Exercise objective —
Copy out the listing that follows exactly, dropping every picture.

Records for the exercise —
-----

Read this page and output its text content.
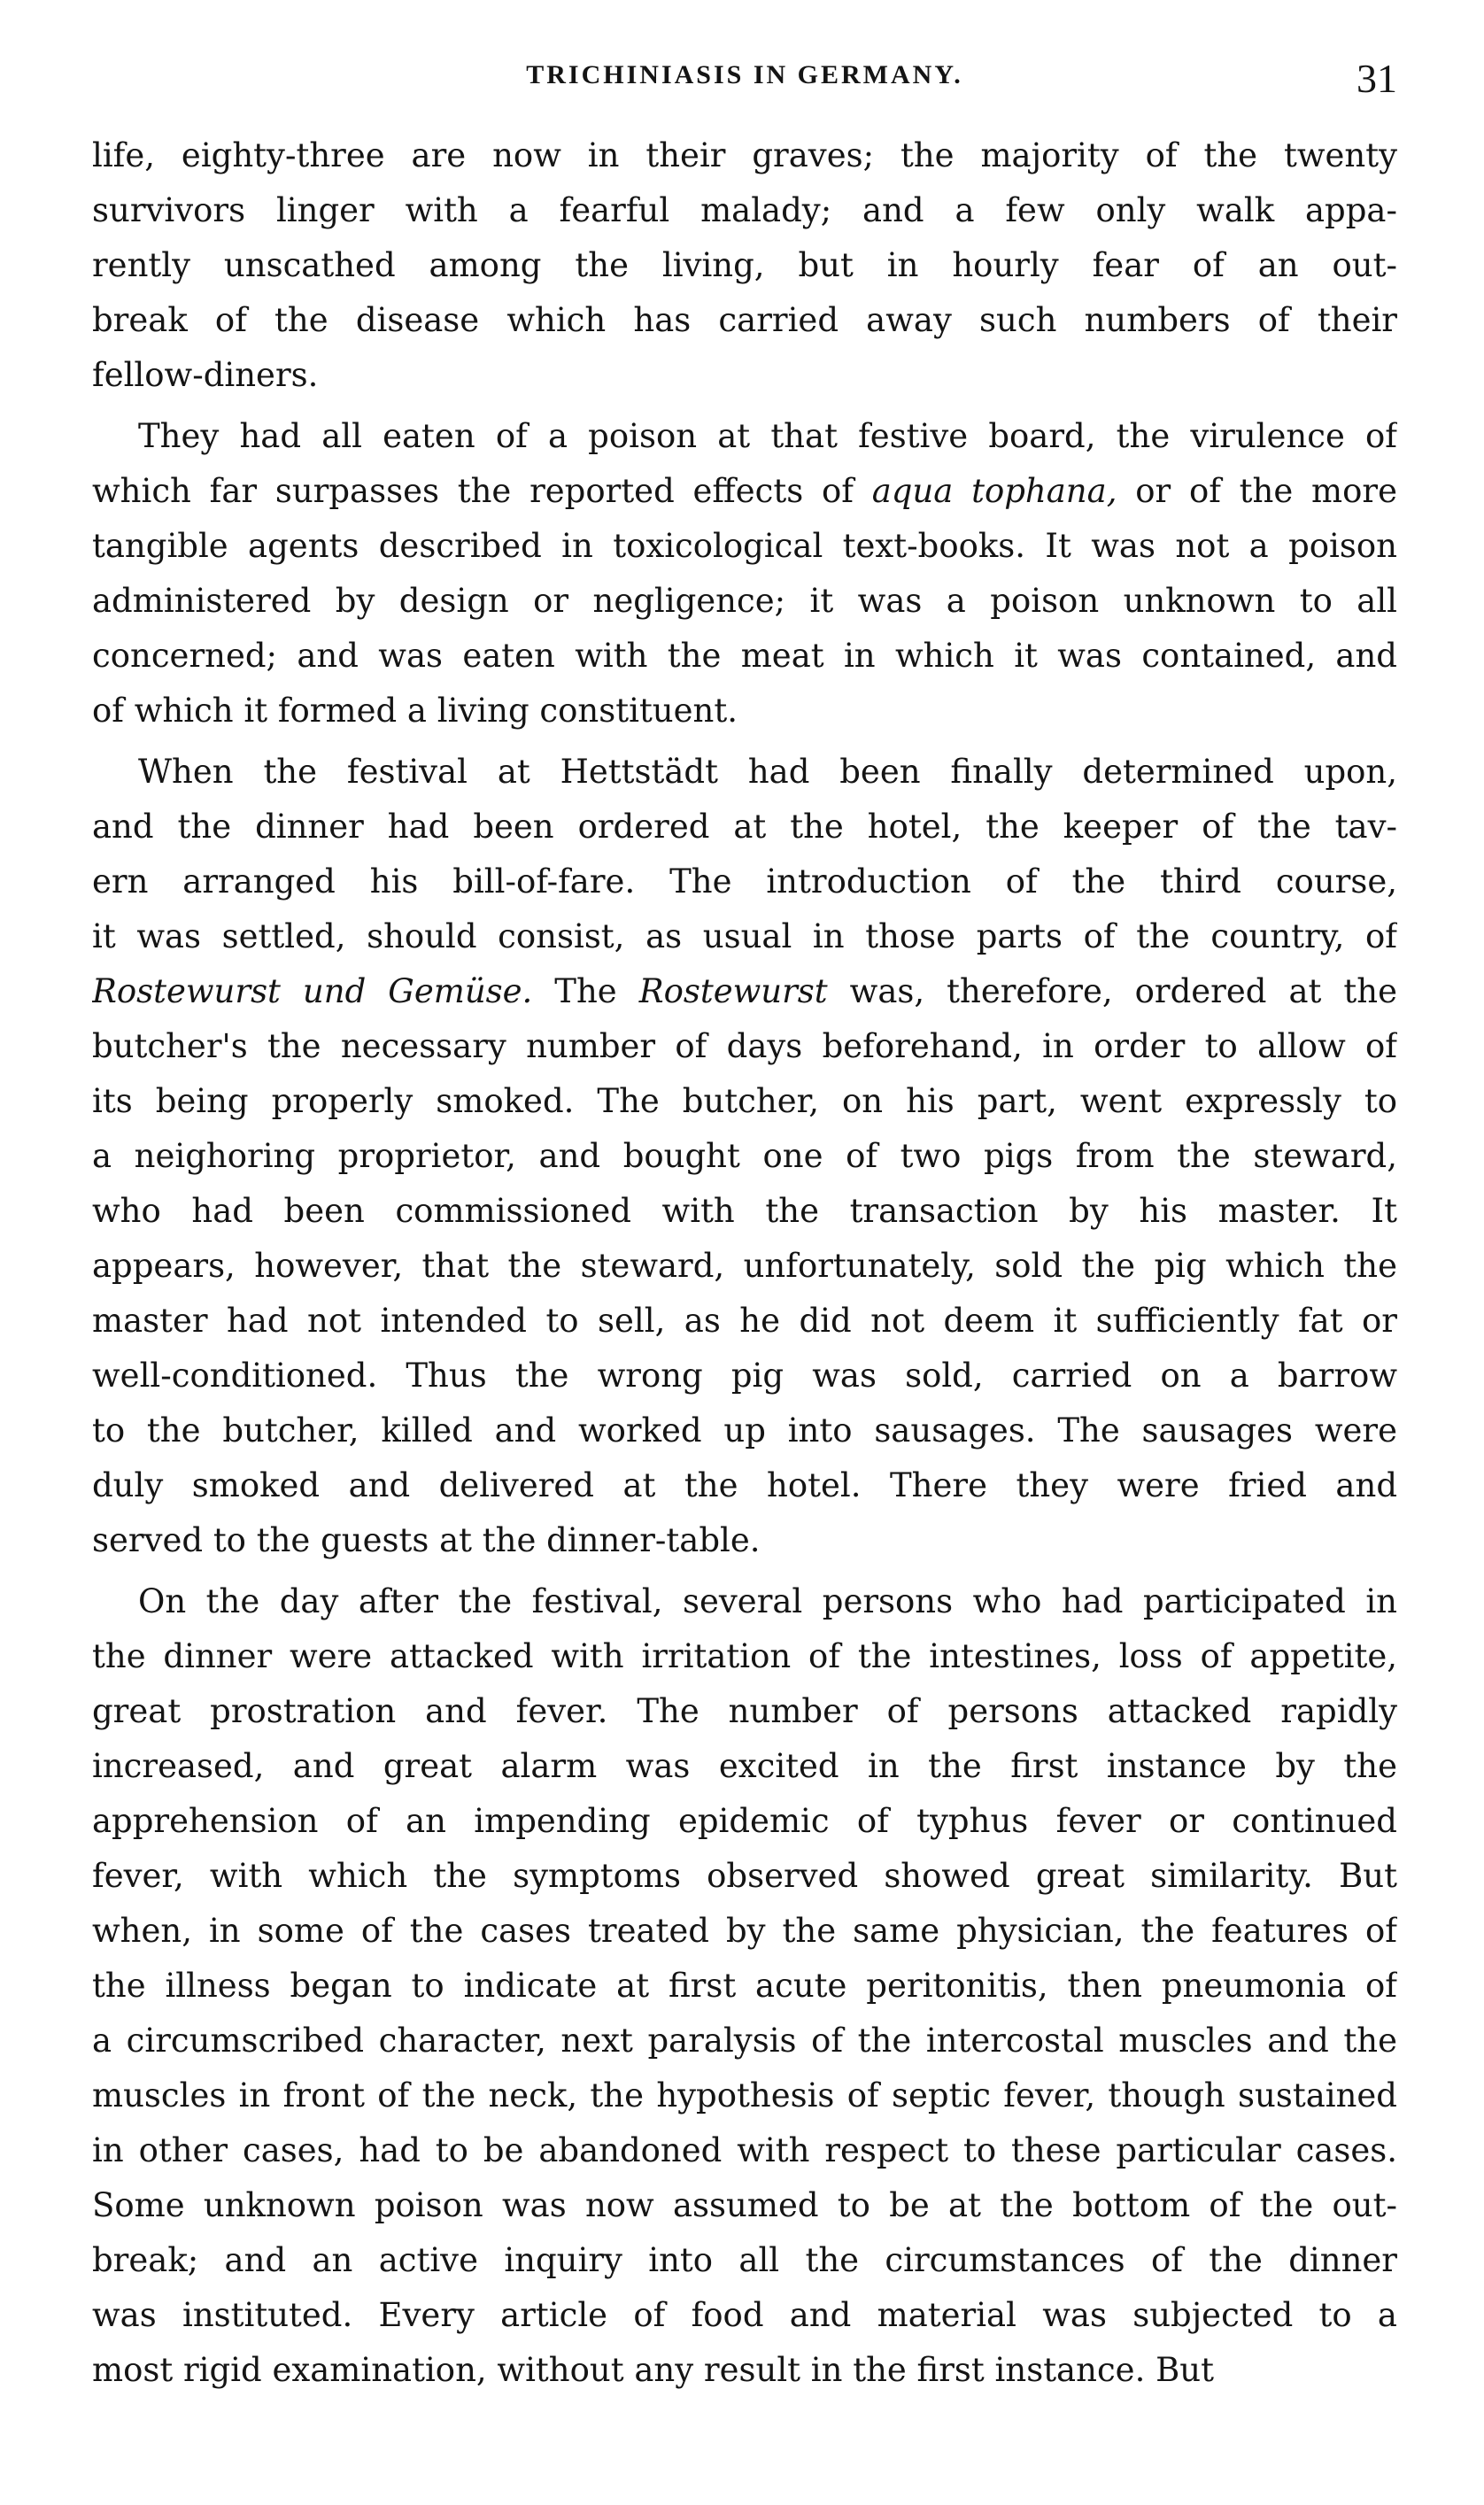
TRICHINIASIS IN GERMANY.	31
life, eighty-three are now in their graves; the majority of the twenty
survivors linger with a fearful malady; and a few only walk appa-
rently unscathed among the living, but in hourly fear of an out-
break of the disease which has carried away such numbers of their
fellow-diners.
They had all eaten of a poison at that festive board, the virulence of
which far surpasses the reported effects of aqua tophana, or of the more
tangible agents described in toxicological text-books. It was not a poison
administered by design or negligence; it was a poison unknown to all
concerned; and was eaten with the meat in which it was contained, and
of which it formed a living constituent.
When the festival at Hettstädt had been finally determined upon,
and the dinner had been ordered at the hotel, the keeper of the tav-
ern arranged his bill-of-fare. The introduction of the third course,
it was settled, should consist, as usual in those parts of the country, of
Rostewurst und Gemüse. The Rostewurst was, therefore, ordered at the
butcher's the necessary number of days beforehand, in order to allow of
its being properly smoked. The butcher, on his part, went expressly to
a neighoring proprietor, and bought one of two pigs from the steward,
who had been commissioned with the transaction by his master. It
appears, however, that the steward, unfortunately, sold the pig which the
master had not intended to sell, as he did not deem it sufficiently fat or
well-conditioned. Thus the wrong pig was sold, carried on a barrow
to the butcher, killed and worked up into sausages. The sausages were
duly smoked and delivered at the hotel. There they were fried and
served to the guests at the dinner-table.
On the day after the festival, several persons who had participated in
the dinner were attacked with irritation of the intestines, loss of appetite,
great prostration and fever. The number of persons attacked rapidly
increased, and great alarm was excited in the first instance by the
apprehension of an impending epidemic of typhus fever or continued
fever, with which the symptoms observed showed great similarity. But
when, in some of the cases treated by the same physician, the features of
the illness began to indicate at first acute peritonitis, then pneumonia of
a circumscribed character, next paralysis of the intercostal muscles and the
muscles in front of the neck, the hypothesis of septic fever, though sustained
in other cases, had to be abandoned with respect to these particular cases.
Some unknown poison was now assumed to be at the bottom of the out-
break; and an active inquiry into all the circumstances of the dinner
was instituted. Every article of food and material was subjected to a
most rigid examination, without any result in the first instance. But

-----

Solution —
Read this page and output its text content.
TRICHINIASIS IN GERMANY.	31
life, eighty-three are now in their graves; the majority of the twenty
survivors linger with a fearful malady; and a few only walk appa-
rently unscathed among the living, but in hourly fear of an out-
break of the disease which has carried away such numbers of their
fellow-diners.
They had all eaten of a poison at that festive board, the virulence of
which far surpasses the reported effects of aqua tophana, or of the more
tangible agents described in toxicological text-books. It was not a poison
administered by design or negligence; it was a poison unknown to all
concerned; and was eaten with the meat in which it was contained, and
of which it formed a living constituent.
When the festival at Hettstädt had been finally determined upon,
and the dinner had been ordered at the hotel, the keeper of the tav-
ern arranged his bill-of-fare. The introduction of the third course,
it was settled, should consist, as usual in those parts of the country, of
Rostewurst und Gemüse. The Rostewurst was, therefore, ordered at the
butcher's the necessary number of days beforehand, in order to allow of
its being properly smoked. The butcher, on his part, went expressly to
a neighoring proprietor, and bought one of two pigs from the steward,
who had been commissioned with the transaction by his master. It
appears, however, that the steward, unfortunately, sold the pig which the
master had not intended to sell, as he did not deem it sufficiently fat or
well-conditioned. Thus the wrong pig was sold, carried on a barrow
to the butcher, killed and worked up into sausages. The sausages were
duly smoked and delivered at the hotel. There they were fried and
served to the guests at the dinner-table.
On the day after the festival, several persons who had participated in
the dinner were attacked with irritation of the intestines, loss of appetite,
great prostration and fever. The number of persons attacked rapidly
increased, and great alarm was excited in the first instance by the
apprehension of an impending epidemic of typhus fever or continued
fever, with which the symptoms observed showed great similarity. But
when, in some of the cases treated by the same physician, the features of
the illness began to indicate at first acute peritonitis, then pneumonia of
a circumscribed character, next paralysis of the intercostal muscles and the
muscles in front of the neck, the hypothesis of septic fever, though sustained
in other cases, had to be abandoned with respect to these particular cases.
Some unknown poison was now assumed to be at the bottom of the out-
break; and an active inquiry into all the circumstances of the dinner
was instituted. Every article of food and material was subjected to a
most rigid examination, without any result in the first instance. But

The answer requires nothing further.